[Data extracted from a collection]
[start]

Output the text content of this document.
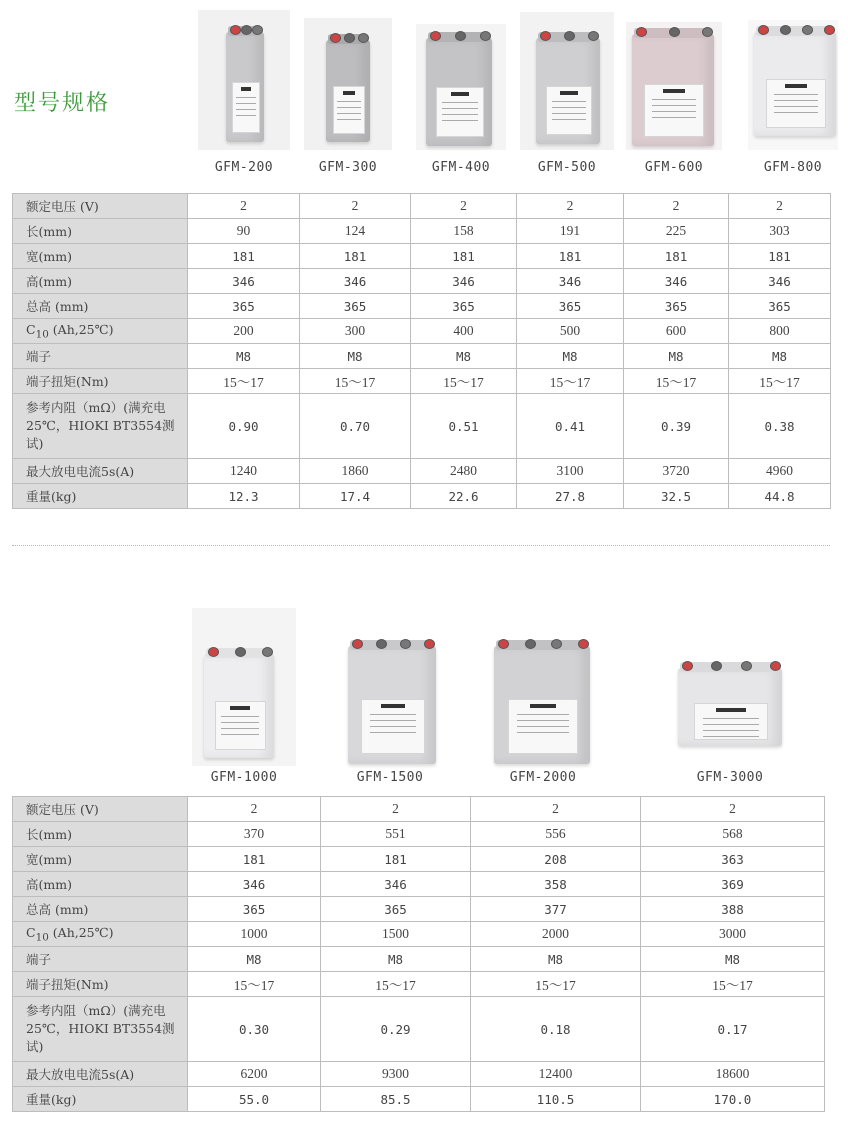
型号规格
GFM-200	GFM-300	GFM-400	GFM-500	GFM-600	GFM-800
额定电压 (V)	2	2	2	2	2	2
长(mm)	90	124	158	191	225	303
宽(mm)	181	181	181	181	181	181
高(mm)	346	346	346	346	346	346
总高 (mm)	365	365	365	365	365	365
$C_{10}$ (Ah,25℃)	200	300	400	500	600	800
端子	M8	M8	M8	M8	M8	M8
端子扭矩(Nm)	15～17	15～17	15～17	15～17	15～17	15～17
参考内阻（mΩ）(满充电25℃，HIOKI BT3554测试)	0.90	0.70	0.51	0.41	0.39	0.38
最大放电电流5s(A)	1240	1860	2480	3100	3720	4960
重量(kg)	12.3	17.4	22.6	27.8	32.5	44.8
GFM-1000	GFM-1500	GFM-2000	GFM-3000
额定电压 (V)	2	2	2	2
长(mm)	370	551	556	568
宽(mm)	181	181	208	363
高(mm)	346	346	358	369
总高 (mm)	365	365	377	388
$C_{10}$ (Ah,25℃)	1000	1500	2000	3000
端子	M8	M8	M8	M8
端子扭矩(Nm)	15～17	15～17	15～17	15～17
参考内阻（mΩ）(满充电25℃，HIOKI BT3554测试)	0.30	0.29	0.18	0.17
最大放电电流5s(A)	6200	9300	12400	18600
重量(kg)	55.0	85.5	110.5	170.0
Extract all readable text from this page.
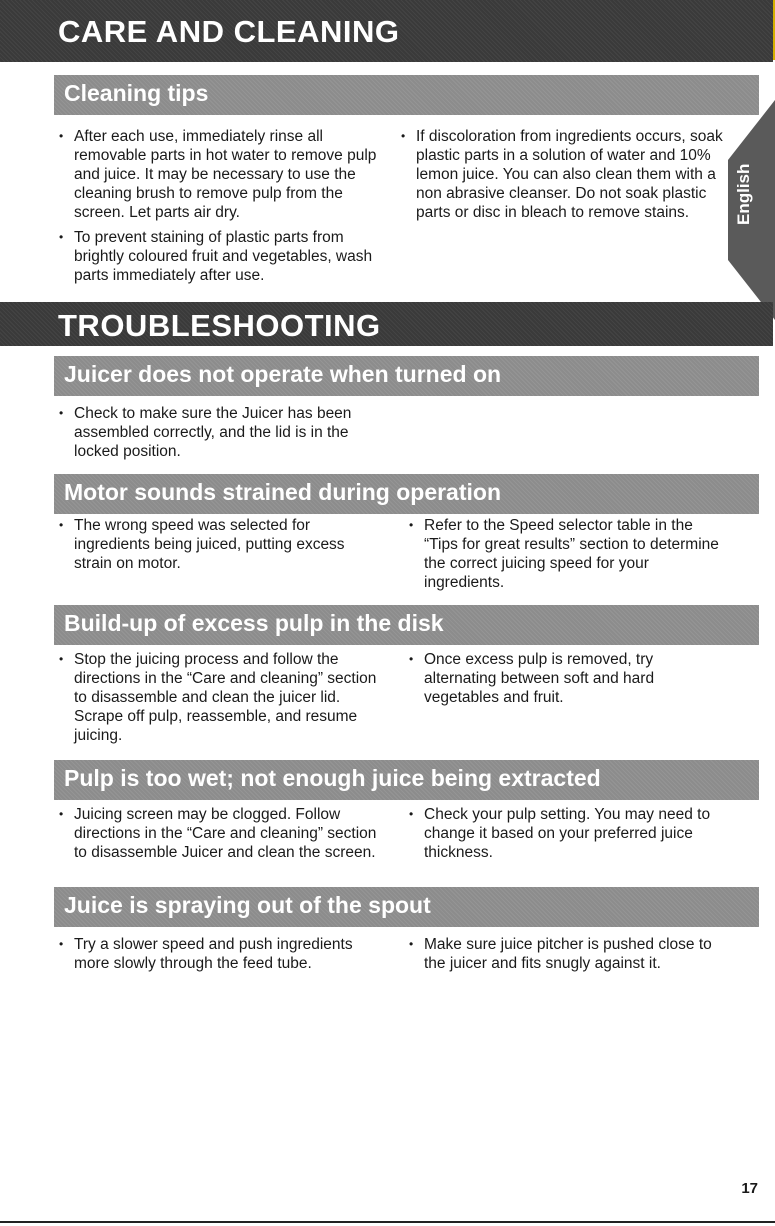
CARE AND CLEANING
Cleaning tips
• After each use, immediately rinse all removable parts in hot water to remove pulp and juice. It may be necessary to use the cleaning brush to remove pulp from the screen. Let parts air dry.
• To prevent staining of plastic parts from brightly coloured fruit and vegetables, wash parts immediately after use.
• If discoloration from ingredients occurs, soak plastic parts in a solution of water and 10% lemon juice. You can also clean them with a non abrasive cleanser. Do not soak plastic parts or disc in bleach to remove stains.	English
TROUBLESHOOTING
Juicer does not operate when turned on
• Check to make sure the Juicer has been assembled correctly, and the lid is in the locked position.
Motor sounds strained during operation
• The wrong speed was selected for ingredients being juiced, putting excess strain on motor.
• Refer to the Speed selector table in the “Tips for great results” section to determine the correct juicing speed for your ingredients.
Build-up of excess pulp in the disk
• Stop the juicing process and follow the directions in the “Care and cleaning” section to disassemble and clean the juicer lid. Scrape off pulp, reassemble, and resume juicing.
• Once excess pulp is removed, try alternating between soft and hard vegetables and fruit.
Pulp is too wet; not enough juice being extracted
• Juicing screen may be clogged. Follow directions in the “Care and cleaning” section to disassemble Juicer and clean the screen.
• Check your pulp setting. You may need to change it based on your preferred juice thickness.
Juice is spraying out of the spout
• Try a slower speed and push ingredients more slowly through the feed tube.
• Make sure juice pitcher is pushed close to the juicer and fits snugly against it.
17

[end]

Work to be completed:
Look through the material above and work out how many of its lines contain "HIOKI". State the number only.

Exercise solution:
2